▸ **DATA SHOWN**:
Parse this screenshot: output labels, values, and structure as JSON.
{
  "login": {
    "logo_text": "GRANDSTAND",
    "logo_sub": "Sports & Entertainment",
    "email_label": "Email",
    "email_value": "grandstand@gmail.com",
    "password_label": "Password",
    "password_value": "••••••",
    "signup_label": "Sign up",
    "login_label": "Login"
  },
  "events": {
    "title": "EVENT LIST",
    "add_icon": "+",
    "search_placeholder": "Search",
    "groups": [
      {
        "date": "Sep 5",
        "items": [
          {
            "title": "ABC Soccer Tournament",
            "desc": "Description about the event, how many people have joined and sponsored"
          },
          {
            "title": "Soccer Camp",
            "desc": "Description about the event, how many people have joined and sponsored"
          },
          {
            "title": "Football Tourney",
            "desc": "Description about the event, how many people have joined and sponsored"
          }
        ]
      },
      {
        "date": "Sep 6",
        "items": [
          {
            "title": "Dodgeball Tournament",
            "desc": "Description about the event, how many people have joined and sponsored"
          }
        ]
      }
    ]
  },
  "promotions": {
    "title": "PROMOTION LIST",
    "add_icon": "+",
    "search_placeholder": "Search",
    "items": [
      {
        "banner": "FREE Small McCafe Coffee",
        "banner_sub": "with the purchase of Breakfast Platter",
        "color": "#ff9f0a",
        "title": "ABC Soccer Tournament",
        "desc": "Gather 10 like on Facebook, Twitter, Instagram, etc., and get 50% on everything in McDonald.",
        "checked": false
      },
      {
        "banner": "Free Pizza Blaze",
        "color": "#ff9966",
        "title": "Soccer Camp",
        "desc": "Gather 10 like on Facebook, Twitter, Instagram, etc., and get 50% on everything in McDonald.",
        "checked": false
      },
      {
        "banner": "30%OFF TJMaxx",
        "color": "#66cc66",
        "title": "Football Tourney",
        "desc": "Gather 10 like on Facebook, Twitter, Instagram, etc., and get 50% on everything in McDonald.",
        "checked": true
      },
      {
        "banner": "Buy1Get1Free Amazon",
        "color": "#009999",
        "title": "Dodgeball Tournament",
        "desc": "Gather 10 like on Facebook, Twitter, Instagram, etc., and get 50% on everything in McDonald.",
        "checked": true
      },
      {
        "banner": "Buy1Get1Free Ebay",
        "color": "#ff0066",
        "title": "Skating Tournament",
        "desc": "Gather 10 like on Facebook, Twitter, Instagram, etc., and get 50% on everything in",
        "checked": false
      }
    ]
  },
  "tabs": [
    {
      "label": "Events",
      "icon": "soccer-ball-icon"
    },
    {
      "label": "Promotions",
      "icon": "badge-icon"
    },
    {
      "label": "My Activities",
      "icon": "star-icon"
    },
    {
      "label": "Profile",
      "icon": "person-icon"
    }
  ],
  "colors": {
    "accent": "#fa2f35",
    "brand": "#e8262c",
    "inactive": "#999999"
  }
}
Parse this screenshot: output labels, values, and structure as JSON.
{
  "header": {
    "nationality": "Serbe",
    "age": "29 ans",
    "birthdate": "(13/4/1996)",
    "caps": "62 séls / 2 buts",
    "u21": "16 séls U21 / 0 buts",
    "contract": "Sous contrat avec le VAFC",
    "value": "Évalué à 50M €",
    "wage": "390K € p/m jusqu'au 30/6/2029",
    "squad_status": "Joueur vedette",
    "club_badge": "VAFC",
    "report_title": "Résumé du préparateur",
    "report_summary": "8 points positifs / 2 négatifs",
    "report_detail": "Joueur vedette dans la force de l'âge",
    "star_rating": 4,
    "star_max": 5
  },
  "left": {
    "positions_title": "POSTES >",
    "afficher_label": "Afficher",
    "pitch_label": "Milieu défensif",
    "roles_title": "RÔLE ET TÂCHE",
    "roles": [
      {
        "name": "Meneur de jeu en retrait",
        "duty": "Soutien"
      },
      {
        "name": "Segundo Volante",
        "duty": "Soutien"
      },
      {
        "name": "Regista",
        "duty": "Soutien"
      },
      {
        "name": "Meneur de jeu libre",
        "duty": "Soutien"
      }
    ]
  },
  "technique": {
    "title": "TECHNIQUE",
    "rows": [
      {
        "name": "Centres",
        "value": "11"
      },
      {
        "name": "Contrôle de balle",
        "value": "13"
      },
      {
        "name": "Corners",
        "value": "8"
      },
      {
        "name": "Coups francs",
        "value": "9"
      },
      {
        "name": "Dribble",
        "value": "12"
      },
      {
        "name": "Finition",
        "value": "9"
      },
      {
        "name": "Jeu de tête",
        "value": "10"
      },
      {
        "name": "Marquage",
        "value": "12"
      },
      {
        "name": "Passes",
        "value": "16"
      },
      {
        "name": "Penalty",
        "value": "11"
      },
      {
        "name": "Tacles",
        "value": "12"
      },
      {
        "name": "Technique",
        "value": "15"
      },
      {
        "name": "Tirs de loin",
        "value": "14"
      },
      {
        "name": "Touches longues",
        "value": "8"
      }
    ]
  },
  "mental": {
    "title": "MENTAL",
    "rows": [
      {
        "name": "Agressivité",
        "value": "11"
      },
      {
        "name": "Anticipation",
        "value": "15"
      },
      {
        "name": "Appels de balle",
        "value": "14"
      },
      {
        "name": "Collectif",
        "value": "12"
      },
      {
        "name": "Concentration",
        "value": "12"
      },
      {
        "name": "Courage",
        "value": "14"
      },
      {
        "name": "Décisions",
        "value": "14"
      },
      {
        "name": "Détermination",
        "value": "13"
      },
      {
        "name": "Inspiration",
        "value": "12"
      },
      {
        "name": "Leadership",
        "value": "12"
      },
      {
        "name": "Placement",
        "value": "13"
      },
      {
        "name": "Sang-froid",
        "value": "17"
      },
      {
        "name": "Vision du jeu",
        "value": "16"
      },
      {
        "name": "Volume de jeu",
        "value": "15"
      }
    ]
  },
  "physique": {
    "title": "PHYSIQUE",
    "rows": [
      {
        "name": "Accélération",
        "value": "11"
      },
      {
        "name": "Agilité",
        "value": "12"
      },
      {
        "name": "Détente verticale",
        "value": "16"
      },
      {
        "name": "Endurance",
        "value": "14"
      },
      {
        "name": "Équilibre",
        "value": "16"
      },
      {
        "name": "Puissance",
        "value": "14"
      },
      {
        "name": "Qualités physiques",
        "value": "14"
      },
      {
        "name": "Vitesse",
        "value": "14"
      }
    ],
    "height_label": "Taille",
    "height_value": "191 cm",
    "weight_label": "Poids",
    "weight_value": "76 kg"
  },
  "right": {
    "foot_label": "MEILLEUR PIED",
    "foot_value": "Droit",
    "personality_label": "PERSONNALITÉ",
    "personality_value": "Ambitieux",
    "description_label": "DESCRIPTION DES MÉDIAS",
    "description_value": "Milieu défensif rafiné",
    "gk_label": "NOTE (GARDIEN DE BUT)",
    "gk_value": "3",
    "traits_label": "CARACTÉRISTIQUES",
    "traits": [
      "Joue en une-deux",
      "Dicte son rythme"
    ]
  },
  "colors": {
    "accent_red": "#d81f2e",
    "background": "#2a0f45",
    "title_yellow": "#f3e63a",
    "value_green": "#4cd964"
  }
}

▸ **GIVEN TASK**: Retype the material in full. Each word must match.

▸ **COMPLETE ANSWER**:
Parse this screenshot: output labels, values, and structure as JSON.
{
  "login": {
    "logo_text": "GRANDSTAND",
    "logo_sub": "Sports & Entertainment",
    "email_label": "Email",
    "email_value": "grandstand@gmail.com",
    "password_label": "Password",
    "password_value": "••••••",
    "signup_label": "Sign up",
    "login_label": "Login"
  },
  "events": {
    "title": "EVENT LIST",
    "add_icon": "+",
    "search_placeholder": "Search",
    "groups": [
      {
        "date": "Sep 5",
        "items": [
          {
            "title": "ABC Soccer Tournament",
            "desc": "Description about the event, how many people have joined and sponsored"
          },
          {
            "title": "Soccer Camp",
            "desc": "Description about the event, how many people have joined and sponsored"
          },
          {
            "title": "Football Tourney",
            "desc": "Description about the event, how many people have joined and sponsored"
          }
        ]
      },
      {
        "date": "Sep 6",
        "items": [
          {
            "title": "Dodgeball Tournament",
            "desc": "Description about the event, how many people have joined and sponsored"
          }
        ]
      }
    ]
  },
  "promotions": {
    "title": "PROMOTION LIST",
    "add_icon": "+",
    "search_placeholder": "Search",
    "items": [
      {
        "banner": "FREE Small McCafe Coffee",
        "banner_sub": "with the purchase of Breakfast Platter",
        "color": "#ff9f0a",
        "title": "ABC Soccer Tournament",
        "desc": "Gather 10 like on Facebook, Twitter, Instagram, etc., and get 50% on everything in McDonald.",
        "checked": false
      },
      {
        "banner": "Free Pizza Blaze",
        "color": "#ff9966",
        "title": "Soccer Camp",
        "desc": "Gather 10 like on Facebook, Twitter, Instagram, etc., and get 50% on everything in McDonald.",
        "checked": false
      },
      {
        "banner": "30%OFF TJMaxx",
        "color": "#66cc66",
        "title": "Football Tourney",
        "desc": "Gather 10 like on Facebook, Twitter, Instagram, etc., and get 50% on everything in McDonald.",
        "checked": true
      },
      {
        "banner": "Buy1Get1Free Amazon",
        "color": "#009999",
        "title": "Dodgeball Tournament",
        "desc": "Gather 10 like on Facebook, Twitter, Instagram, etc., and get 50% on everything in McDonald.",
        "checked": true
      },
      {
        "banner": "Buy1Get1Free Ebay",
        "color": "#ff0066",
        "title": "Skating Tournament",
        "desc": "Gather 10 like on Facebook, Twitter, Instagram, etc., and get 50% on everything in",
        "checked": false
      }
    ]
  },
  "tabs": [
    {
      "label": "Events",
      "icon": "soccer-ball-icon"
    },
    {
      "label": "Promotions",
      "icon": "badge-icon"
    },
    {
      "label": "My Activities",
      "icon": "star-icon"
    },
    {
      "label": "Profile",
      "icon": "person-icon"
    }
  ],
  "colors": {
    "accent": "#fa2f35",
    "brand": "#e8262c",
    "inactive": "#999999"
  }
}
Parse this screenshot: output labels, values, and structure as JSON.
{
  "header": {
    "nationality": "Serbe",
    "age": "29 ans",
    "birthdate": "(13/4/1996)",
    "caps": "62 séls / 2 buts",
    "u21": "16 séls U21 / 0 buts",
    "contract": "Sous contrat avec le VAFC",
    "value": "Évalué à 50M €",
    "wage": "390K € p/m jusqu'au 30/6/2029",
    "squad_status": "Joueur vedette",
    "club_badge": "VAFC",
    "report_title": "Résumé du préparateur",
    "report_summary": "8 points positifs / 2 négatifs",
    "report_detail": "Joueur vedette dans la force de l'âge",
    "star_rating": 4,
    "star_max": 5
  },
  "left": {
    "positions_title": "POSTES >",
    "afficher_label": "Afficher",
    "pitch_label": "Milieu défensif",
    "roles_title": "RÔLE ET TÂCHE",
    "roles": [
      {
        "name": "Meneur de jeu en retrait",
        "duty": "Soutien"
      },
      {
        "name": "Segundo Volante",
        "duty": "Soutien"
      },
      {
        "name": "Regista",
        "duty": "Soutien"
      },
      {
        "name": "Meneur de jeu libre",
        "duty": "Soutien"
      }
    ]
  },
  "technique": {
    "title": "TECHNIQUE",
    "rows": [
      {
        "name": "Centres",
        "value": "11"
      },
      {
        "name": "Contrôle de balle",
        "value": "13"
      },
      {
        "name": "Corners",
        "value": "8"
      },
      {
        "name": "Coups francs",
        "value": "9"
      },
      {
        "name": "Dribble",
        "value": "12"
      },
      {
        "name": "Finition",
        "value": "9"
      },
      {
        "name": "Jeu de tête",
        "value": "10"
      },
      {
        "name": "Marquage",
        "value": "12"
      },
      {
        "name": "Passes",
        "value": "16"
      },
      {
        "name": "Penalty",
        "value": "11"
      },
      {
        "name": "Tacles",
        "value": "12"
      },
      {
        "name": "Technique",
        "value": "15"
      },
      {
        "name": "Tirs de loin",
        "value": "14"
      },
      {
        "name": "Touches longues",
        "value": "8"
      }
    ]
  },
  "mental": {
    "title": "MENTAL",
    "rows": [
      {
        "name": "Agressivité",
        "value": "11"
      },
      {
        "name": "Anticipation",
        "value": "15"
      },
      {
        "name": "Appels de balle",
        "value": "14"
      },
      {
        "name": "Collectif",
        "value": "12"
      },
      {
        "name": "Concentration",
        "value": "12"
      },
      {
        "name": "Courage",
        "value": "14"
      },
      {
        "name": "Décisions",
        "value": "14"
      },
      {
        "name": "Détermination",
        "value": "13"
      },
      {
        "name": "Inspiration",
        "value": "12"
      },
      {
        "name": "Leadership",
        "value": "12"
      },
      {
        "name": "Placement",
        "value": "13"
      },
      {
        "name": "Sang-froid",
        "value": "17"
      },
      {
        "name": "Vision du jeu",
        "value": "16"
      },
      {
        "name": "Volume de jeu",
        "value": "15"
      }
    ]
  },
  "physique": {
    "title": "PHYSIQUE",
    "rows": [
      {
        "name": "Accélération",
        "value": "11"
      },
      {
        "name": "Agilité",
        "value": "12"
      },
      {
        "name": "Détente verticale",
        "value": "16"
      },
      {
        "name": "Endurance",
        "value": "14"
      },
      {
        "name": "Équilibre",
        "value": "16"
      },
      {
        "name": "Puissance",
        "value": "14"
      },
      {
        "name": "Qualités physiques",
        "value": "14"
      },
      {
        "name": "Vitesse",
        "value": "14"
      }
    ],
    "height_label": "Taille",
    "height_value": "191 cm",
    "weight_label": "Poids",
    "weight_value": "76 kg"
  },
  "right": {
    "foot_label": "MEILLEUR PIED",
    "foot_value": "Droit",
    "personality_label": "PERSONNALITÉ",
    "personality_value": "Ambitieux",
    "description_label": "DESCRIPTION DES MÉDIAS",
    "description_value": "Milieu défensif rafiné",
    "gk_label": "NOTE (GARDIEN DE BUT)",
    "gk_value": "3",
    "traits_label": "CARACTÉRISTIQUES",
    "traits": [
      "Joue en une-deux",
      "Dicte son rythme"
    ]
  },
  "colors": {
    "accent_red": "#d81f2e",
    "background": "#2a0f45",
    "title_yellow": "#f3e63a",
    "value_green": "#4cd964"
  }
}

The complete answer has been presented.